- [Aim of the exercise]: Below are some records. Copy every line in them that holds "content".

- [Record set]:

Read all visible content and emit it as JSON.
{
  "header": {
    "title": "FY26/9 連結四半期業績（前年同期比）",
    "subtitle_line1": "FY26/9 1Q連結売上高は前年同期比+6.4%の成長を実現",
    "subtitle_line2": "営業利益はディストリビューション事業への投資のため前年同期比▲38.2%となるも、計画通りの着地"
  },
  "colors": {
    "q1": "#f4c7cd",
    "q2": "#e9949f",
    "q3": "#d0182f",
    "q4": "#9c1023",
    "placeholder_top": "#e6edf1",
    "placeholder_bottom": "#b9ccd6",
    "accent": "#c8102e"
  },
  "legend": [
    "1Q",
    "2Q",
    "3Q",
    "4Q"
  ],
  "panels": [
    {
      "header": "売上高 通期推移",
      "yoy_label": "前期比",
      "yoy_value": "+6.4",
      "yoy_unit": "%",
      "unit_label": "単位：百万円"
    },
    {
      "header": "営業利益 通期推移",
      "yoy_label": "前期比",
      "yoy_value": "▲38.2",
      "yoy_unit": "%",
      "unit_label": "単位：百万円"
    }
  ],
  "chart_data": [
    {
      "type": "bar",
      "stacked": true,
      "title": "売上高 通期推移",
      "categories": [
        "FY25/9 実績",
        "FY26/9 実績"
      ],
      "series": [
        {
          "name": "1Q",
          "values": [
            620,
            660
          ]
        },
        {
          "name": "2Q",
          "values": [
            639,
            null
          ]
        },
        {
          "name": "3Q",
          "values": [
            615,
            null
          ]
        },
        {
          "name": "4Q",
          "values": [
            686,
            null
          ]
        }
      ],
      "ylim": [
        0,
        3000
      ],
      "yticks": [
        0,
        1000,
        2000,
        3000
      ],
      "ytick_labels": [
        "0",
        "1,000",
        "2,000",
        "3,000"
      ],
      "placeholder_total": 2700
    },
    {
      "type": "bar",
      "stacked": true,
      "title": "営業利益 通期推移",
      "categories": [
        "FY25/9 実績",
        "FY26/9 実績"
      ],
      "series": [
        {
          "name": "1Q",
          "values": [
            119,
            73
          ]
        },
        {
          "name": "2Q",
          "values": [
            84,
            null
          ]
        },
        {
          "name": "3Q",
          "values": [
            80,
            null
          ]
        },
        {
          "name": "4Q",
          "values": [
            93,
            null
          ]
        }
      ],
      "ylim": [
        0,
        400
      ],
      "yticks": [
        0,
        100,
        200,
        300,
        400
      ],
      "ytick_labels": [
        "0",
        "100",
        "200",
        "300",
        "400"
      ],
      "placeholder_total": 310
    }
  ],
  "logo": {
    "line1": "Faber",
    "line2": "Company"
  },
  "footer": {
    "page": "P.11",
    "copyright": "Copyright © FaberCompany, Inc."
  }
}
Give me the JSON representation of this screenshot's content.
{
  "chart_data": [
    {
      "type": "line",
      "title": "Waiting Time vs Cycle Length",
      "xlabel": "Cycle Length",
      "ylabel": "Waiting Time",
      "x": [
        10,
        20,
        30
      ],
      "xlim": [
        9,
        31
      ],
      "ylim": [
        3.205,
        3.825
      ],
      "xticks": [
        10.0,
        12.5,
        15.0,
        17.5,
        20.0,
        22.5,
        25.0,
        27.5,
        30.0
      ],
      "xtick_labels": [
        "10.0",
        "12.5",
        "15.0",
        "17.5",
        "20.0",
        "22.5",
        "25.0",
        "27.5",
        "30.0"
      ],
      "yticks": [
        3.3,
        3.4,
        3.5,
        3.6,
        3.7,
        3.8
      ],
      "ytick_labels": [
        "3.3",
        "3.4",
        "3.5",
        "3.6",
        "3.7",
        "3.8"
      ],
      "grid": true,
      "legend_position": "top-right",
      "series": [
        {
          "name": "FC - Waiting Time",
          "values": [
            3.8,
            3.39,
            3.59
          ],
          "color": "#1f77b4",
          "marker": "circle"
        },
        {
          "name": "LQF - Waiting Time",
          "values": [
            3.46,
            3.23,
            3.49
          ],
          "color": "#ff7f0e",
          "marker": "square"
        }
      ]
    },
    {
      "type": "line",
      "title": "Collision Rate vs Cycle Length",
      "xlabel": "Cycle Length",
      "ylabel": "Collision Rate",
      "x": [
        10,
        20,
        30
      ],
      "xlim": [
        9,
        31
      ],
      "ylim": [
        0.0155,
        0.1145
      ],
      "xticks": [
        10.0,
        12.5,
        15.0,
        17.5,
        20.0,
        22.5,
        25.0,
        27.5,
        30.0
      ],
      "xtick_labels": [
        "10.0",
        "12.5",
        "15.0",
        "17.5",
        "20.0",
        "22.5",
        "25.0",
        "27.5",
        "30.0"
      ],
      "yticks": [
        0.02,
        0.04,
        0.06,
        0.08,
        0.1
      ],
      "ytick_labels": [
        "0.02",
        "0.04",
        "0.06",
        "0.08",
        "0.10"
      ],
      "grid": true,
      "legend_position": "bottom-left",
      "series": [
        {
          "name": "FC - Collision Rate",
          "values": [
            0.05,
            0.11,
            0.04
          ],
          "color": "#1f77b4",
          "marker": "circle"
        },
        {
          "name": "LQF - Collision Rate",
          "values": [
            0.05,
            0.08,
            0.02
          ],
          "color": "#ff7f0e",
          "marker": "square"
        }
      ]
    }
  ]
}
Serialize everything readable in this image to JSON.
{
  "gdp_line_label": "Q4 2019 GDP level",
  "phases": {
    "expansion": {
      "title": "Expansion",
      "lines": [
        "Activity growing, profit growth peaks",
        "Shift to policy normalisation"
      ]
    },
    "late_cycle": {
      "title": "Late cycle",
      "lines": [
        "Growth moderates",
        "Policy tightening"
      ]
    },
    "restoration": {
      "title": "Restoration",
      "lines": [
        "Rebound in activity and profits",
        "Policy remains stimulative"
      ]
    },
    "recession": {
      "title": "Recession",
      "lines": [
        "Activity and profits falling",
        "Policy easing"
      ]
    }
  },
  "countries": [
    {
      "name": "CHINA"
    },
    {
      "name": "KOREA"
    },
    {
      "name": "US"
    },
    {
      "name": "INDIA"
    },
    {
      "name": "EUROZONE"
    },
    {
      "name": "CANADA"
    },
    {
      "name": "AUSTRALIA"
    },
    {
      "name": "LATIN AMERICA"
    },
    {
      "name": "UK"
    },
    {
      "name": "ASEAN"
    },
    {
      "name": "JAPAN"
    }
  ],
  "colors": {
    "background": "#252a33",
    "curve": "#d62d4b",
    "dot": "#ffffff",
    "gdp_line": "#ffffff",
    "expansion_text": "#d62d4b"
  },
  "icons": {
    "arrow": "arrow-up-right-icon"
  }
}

- [Output for this exercise]:
Read all visible content and emit it as JSON.
Give me the JSON representation of this screenshot's content.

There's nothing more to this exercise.